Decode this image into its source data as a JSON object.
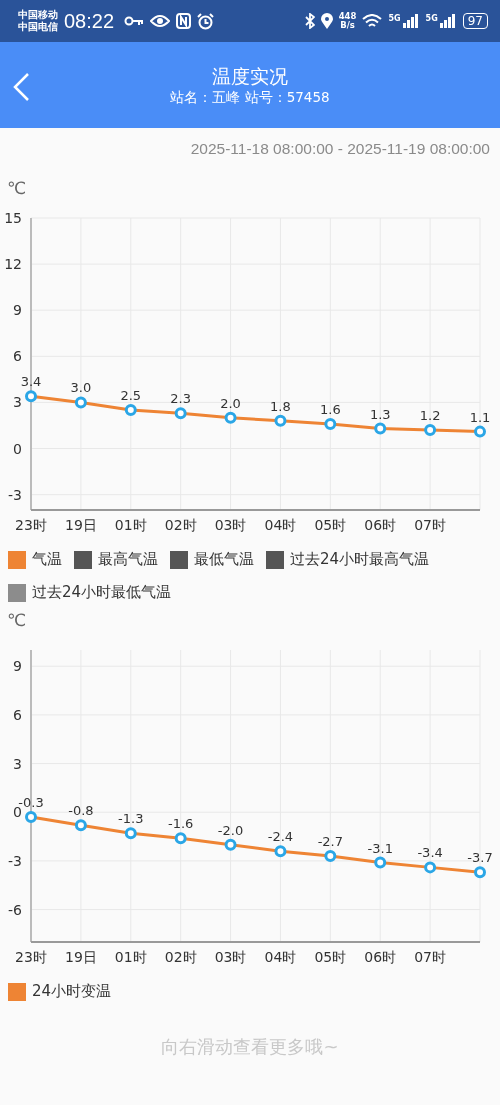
{
  "status_bar": {
    "carriers": [
      "中国移动",
      "中国电信"
    ],
    "time": "08:22",
    "speed": [
      "448",
      "B/s"
    ],
    "signals": [
      {
        "label": "5G"
      },
      {
        "label": "5G"
      }
    ],
    "battery": "97"
  },
  "header": {
    "title": "温度实况",
    "subtitle": "站名：五峰 站号：57458"
  },
  "date_range": "2025-11-18 08:00:00 - 2025-11-19 08:00:00",
  "charts": [
    {
      "unit": "℃",
      "chart_data": {
        "type": "line",
        "categories": [
          "23时",
          "19日",
          "01时",
          "02时",
          "03时",
          "04时",
          "05时",
          "06时",
          "07时",
          null
        ],
        "ylim": [
          -4,
          15
        ],
        "grid": true,
        "yticks": [
          -3,
          0,
          3,
          6,
          9,
          12,
          15
        ],
        "series": [
          {
            "name": "气温",
            "color": "#ee8434",
            "marker": "circle",
            "values": [
              3.4,
              3.0,
              2.5,
              2.3,
              2.0,
              1.8,
              1.6,
              1.3,
              1.2,
              1.1
            ]
          }
        ],
        "value_labels": [
          "3.4",
          "3.0",
          "2.5",
          "2.3",
          "2.0",
          "1.8",
          "1.6",
          "1.3",
          "1.2",
          "1.1"
        ]
      },
      "legend": [
        {
          "label": "最高气温",
          "color": "#555555"
        },
        {
          "label": "最低气温",
          "color": "#555555"
        },
        {
          "label": "过去24小时最高气温",
          "color": "#555555"
        },
        {
          "label": "过去24小时最低气温",
          "color": "#8c8c8c"
        }
      ]
    },
    {
      "unit": "℃",
      "chart_data": {
        "type": "line",
        "categories": [
          "23时",
          "19日",
          "01时",
          "02时",
          "03时",
          "04时",
          "05时",
          "06时",
          "07时",
          null
        ],
        "ylim": [
          -8,
          10
        ],
        "grid": true,
        "yticks": [
          -6,
          -3,
          0,
          3,
          6,
          9
        ],
        "series": [
          {
            "name": "24小时变温",
            "color": "#ee8434",
            "marker": "circle",
            "values": [
              -0.3,
              -0.8,
              -1.3,
              -1.6,
              -2.0,
              -2.4,
              -2.7,
              -3.1,
              -3.4,
              -3.7
            ]
          }
        ],
        "value_labels": [
          "-0.3",
          "-0.8",
          "-1.3",
          "-1.6",
          "-2.0",
          "-2.4",
          "-2.7",
          "-3.1",
          "-3.4",
          "-3.7"
        ]
      }
    }
  ],
  "footer_hint": "向右滑动查看更多哦~"
}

GIVEN EXERCISE – Go through the listing above and quote it exactly, apart from its images.

OUTPUT OF THE EXERCISE –
Decode this image into its source data as a JSON object.
{
  "status_bar": {
    "carriers": [
      "中国移动",
      "中国电信"
    ],
    "time": "08:22",
    "speed": [
      "448",
      "B/s"
    ],
    "signals": [
      {
        "label": "5G"
      },
      {
        "label": "5G"
      }
    ],
    "battery": "97"
  },
  "header": {
    "title": "温度实况",
    "subtitle": "站名：五峰 站号：57458"
  },
  "date_range": "2025-11-18 08:00:00 - 2025-11-19 08:00:00",
  "charts": [
    {
      "unit": "℃",
      "chart_data": {
        "type": "line",
        "categories": [
          "23时",
          "19日",
          "01时",
          "02时",
          "03时",
          "04时",
          "05时",
          "06时",
          "07时",
          null
        ],
        "ylim": [
          -4,
          15
        ],
        "grid": true,
        "yticks": [
          -3,
          0,
          3,
          6,
          9,
          12,
          15
        ],
        "series": [
          {
            "name": "气温",
            "color": "#ee8434",
            "marker": "circle",
            "values": [
              3.4,
              3.0,
              2.5,
              2.3,
              2.0,
              1.8,
              1.6,
              1.3,
              1.2,
              1.1
            ]
          }
        ],
        "value_labels": [
          "3.4",
          "3.0",
          "2.5",
          "2.3",
          "2.0",
          "1.8",
          "1.6",
          "1.3",
          "1.2",
          "1.1"
        ]
      },
      "legend": [
        {
          "label": "最高气温",
          "color": "#555555"
        },
        {
          "label": "最低气温",
          "color": "#555555"
        },
        {
          "label": "过去24小时最高气温",
          "color": "#555555"
        },
        {
          "label": "过去24小时最低气温",
          "color": "#8c8c8c"
        }
      ]
    },
    {
      "unit": "℃",
      "chart_data": {
        "type": "line",
        "categories": [
          "23时",
          "19日",
          "01时",
          "02时",
          "03时",
          "04时",
          "05时",
          "06时",
          "07时",
          null
        ],
        "ylim": [
          -8,
          10
        ],
        "grid": true,
        "yticks": [
          -6,
          -3,
          0,
          3,
          6,
          9
        ],
        "series": [
          {
            "name": "24小时变温",
            "color": "#ee8434",
            "marker": "circle",
            "values": [
              -0.3,
              -0.8,
              -1.3,
              -1.6,
              -2.0,
              -2.4,
              -2.7,
              -3.1,
              -3.4,
              -3.7
            ]
          }
        ],
        "value_labels": [
          "-0.3",
          "-0.8",
          "-1.3",
          "-1.6",
          "-2.0",
          "-2.4",
          "-2.7",
          "-3.1",
          "-3.4",
          "-3.7"
        ]
      }
    }
  ],
  "footer_hint": "向右滑动查看更多哦~"
}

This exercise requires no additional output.